── PROVIDED DATA

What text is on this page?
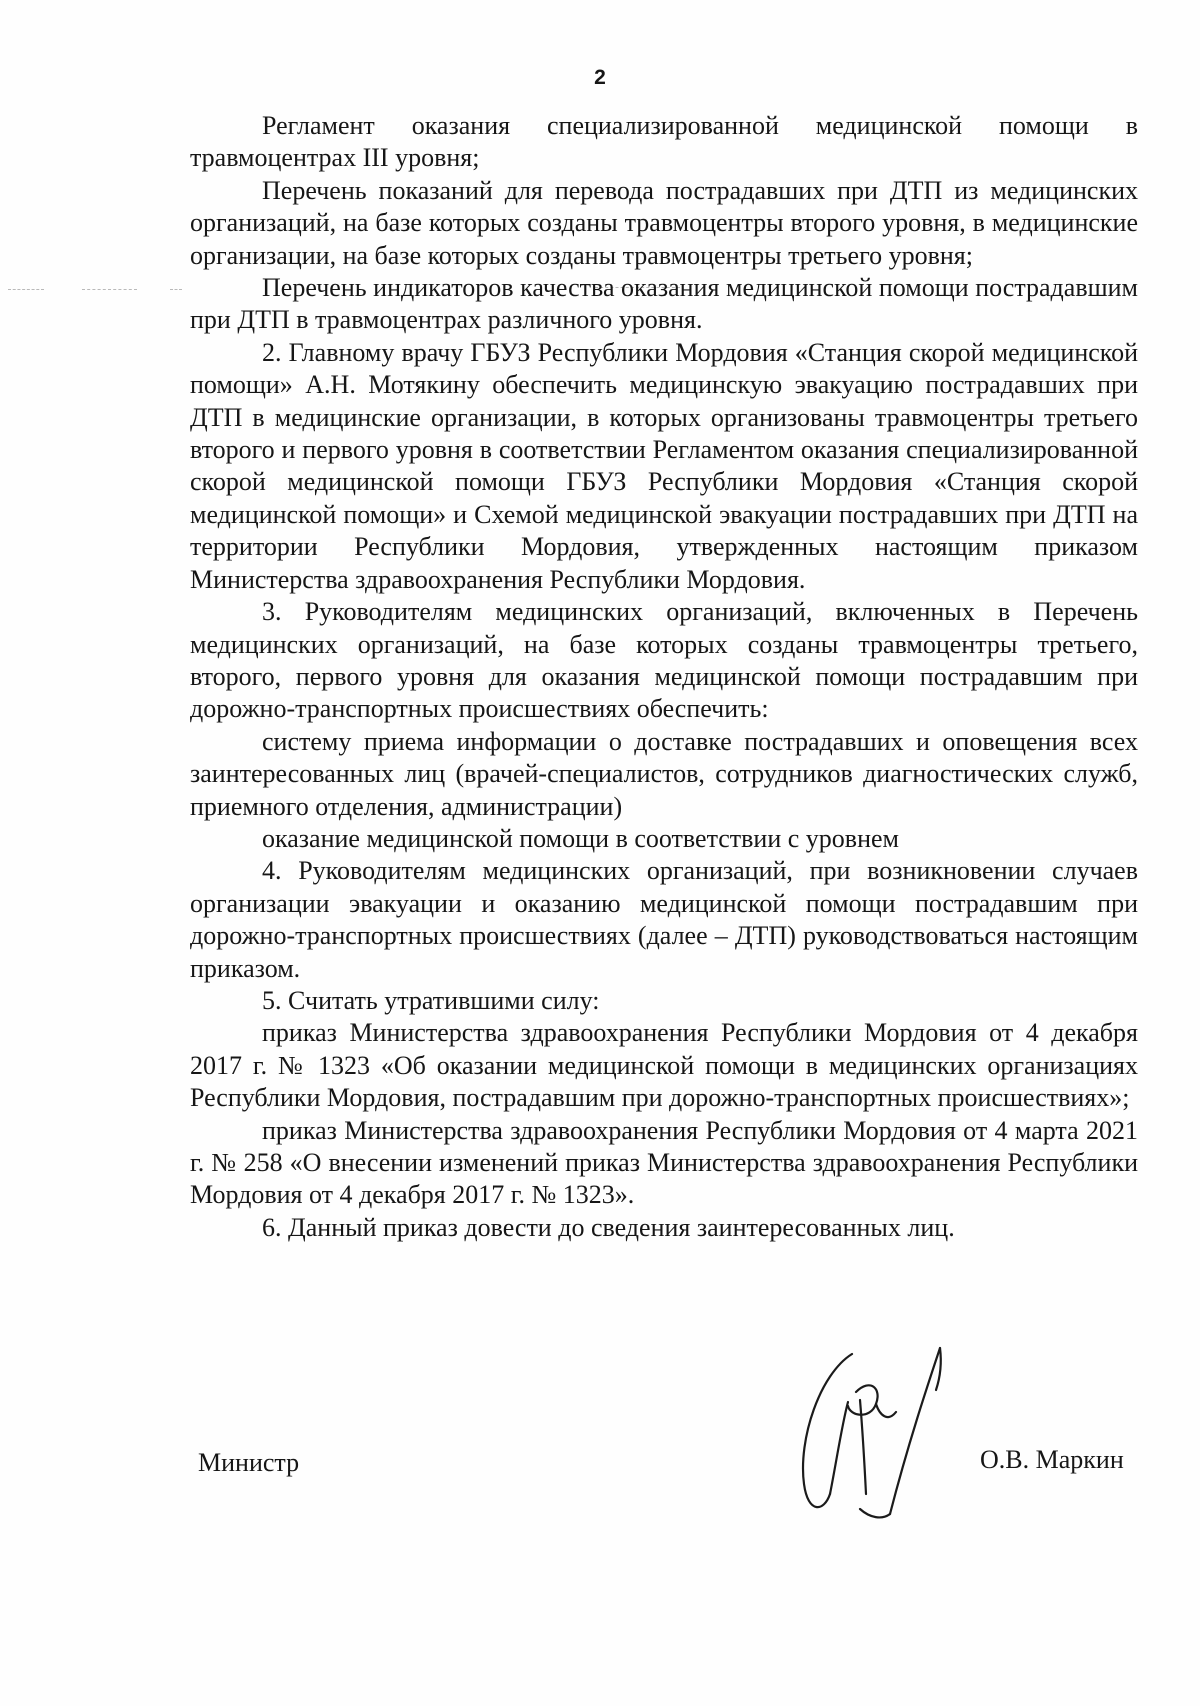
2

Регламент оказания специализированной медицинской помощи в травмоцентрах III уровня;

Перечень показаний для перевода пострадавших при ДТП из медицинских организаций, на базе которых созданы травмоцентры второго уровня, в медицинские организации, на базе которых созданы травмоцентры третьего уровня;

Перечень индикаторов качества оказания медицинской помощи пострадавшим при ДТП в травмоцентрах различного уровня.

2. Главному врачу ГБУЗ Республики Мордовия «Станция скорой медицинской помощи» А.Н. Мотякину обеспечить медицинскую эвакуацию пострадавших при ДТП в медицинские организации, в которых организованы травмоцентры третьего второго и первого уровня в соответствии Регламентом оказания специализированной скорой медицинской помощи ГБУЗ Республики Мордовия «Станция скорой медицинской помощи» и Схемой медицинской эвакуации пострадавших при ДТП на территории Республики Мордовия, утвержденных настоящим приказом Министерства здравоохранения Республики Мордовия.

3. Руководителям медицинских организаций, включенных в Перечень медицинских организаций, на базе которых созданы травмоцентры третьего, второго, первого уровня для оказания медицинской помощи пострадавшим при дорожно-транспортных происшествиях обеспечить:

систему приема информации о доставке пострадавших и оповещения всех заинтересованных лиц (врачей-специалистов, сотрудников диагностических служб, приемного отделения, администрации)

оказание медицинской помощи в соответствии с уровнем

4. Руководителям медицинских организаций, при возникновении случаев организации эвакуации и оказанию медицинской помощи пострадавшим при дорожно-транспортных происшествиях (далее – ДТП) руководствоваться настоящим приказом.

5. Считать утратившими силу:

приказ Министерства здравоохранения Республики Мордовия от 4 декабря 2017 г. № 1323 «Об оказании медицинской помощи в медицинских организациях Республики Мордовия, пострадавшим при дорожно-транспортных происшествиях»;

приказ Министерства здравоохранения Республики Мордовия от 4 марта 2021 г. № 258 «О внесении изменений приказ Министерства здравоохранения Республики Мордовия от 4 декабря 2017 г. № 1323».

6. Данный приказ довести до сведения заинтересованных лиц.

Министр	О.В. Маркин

────
── PROVIDED DATA

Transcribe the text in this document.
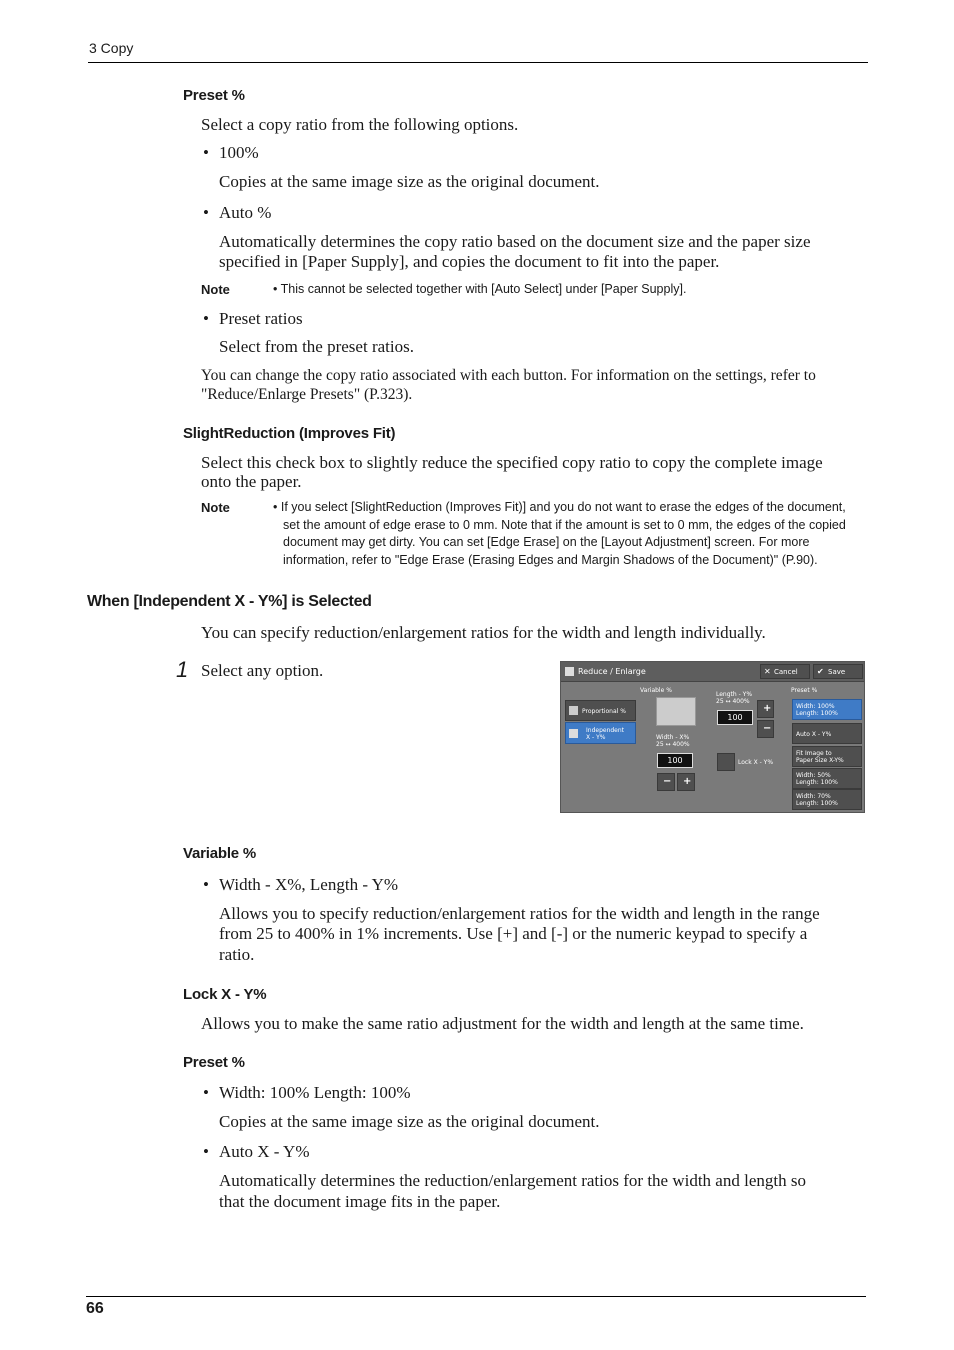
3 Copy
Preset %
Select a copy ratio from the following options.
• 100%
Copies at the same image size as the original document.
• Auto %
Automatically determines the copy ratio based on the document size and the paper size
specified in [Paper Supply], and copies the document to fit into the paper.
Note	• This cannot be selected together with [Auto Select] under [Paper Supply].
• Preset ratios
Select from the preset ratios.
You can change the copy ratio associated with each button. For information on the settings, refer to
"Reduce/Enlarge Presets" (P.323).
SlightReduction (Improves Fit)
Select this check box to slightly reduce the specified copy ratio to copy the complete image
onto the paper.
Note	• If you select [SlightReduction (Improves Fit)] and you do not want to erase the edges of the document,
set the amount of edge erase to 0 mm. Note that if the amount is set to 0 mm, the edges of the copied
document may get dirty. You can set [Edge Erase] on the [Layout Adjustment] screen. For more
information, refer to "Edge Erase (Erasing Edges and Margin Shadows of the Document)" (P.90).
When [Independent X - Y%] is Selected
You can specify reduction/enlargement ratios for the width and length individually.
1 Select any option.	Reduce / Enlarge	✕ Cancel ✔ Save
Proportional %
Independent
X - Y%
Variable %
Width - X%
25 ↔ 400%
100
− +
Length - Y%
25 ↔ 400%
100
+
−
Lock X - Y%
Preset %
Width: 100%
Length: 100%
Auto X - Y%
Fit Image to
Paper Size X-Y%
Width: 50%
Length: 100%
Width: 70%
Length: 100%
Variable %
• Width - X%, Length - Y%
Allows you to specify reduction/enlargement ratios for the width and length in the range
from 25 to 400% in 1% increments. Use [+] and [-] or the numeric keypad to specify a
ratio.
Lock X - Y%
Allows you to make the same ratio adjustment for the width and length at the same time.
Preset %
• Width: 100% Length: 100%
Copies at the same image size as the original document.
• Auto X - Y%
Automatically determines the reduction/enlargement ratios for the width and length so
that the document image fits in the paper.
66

────
── PROVIDED DATA

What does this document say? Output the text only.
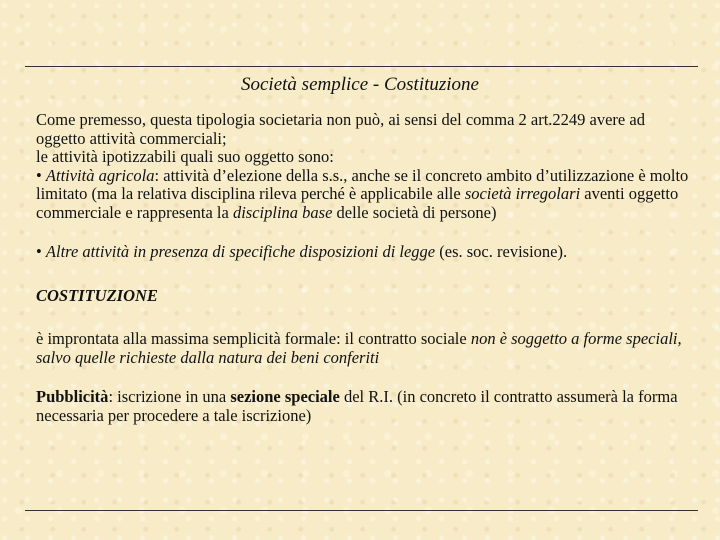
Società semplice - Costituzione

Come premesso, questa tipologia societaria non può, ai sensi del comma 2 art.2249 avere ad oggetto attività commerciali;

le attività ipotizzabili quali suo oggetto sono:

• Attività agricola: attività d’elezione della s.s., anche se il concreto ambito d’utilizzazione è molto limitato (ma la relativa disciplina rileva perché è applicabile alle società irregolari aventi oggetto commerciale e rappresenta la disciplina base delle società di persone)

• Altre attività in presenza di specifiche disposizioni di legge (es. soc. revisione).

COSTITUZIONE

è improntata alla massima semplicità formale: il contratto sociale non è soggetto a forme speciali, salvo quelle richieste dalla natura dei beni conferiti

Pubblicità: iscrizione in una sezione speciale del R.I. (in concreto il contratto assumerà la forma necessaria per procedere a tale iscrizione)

────

▶ _DIRECTIVE_
From the listing above, report the number of lines containing the string "Перечень", without any accompanying remarks.

▶ _RESPONSE TO THIS TASK_
3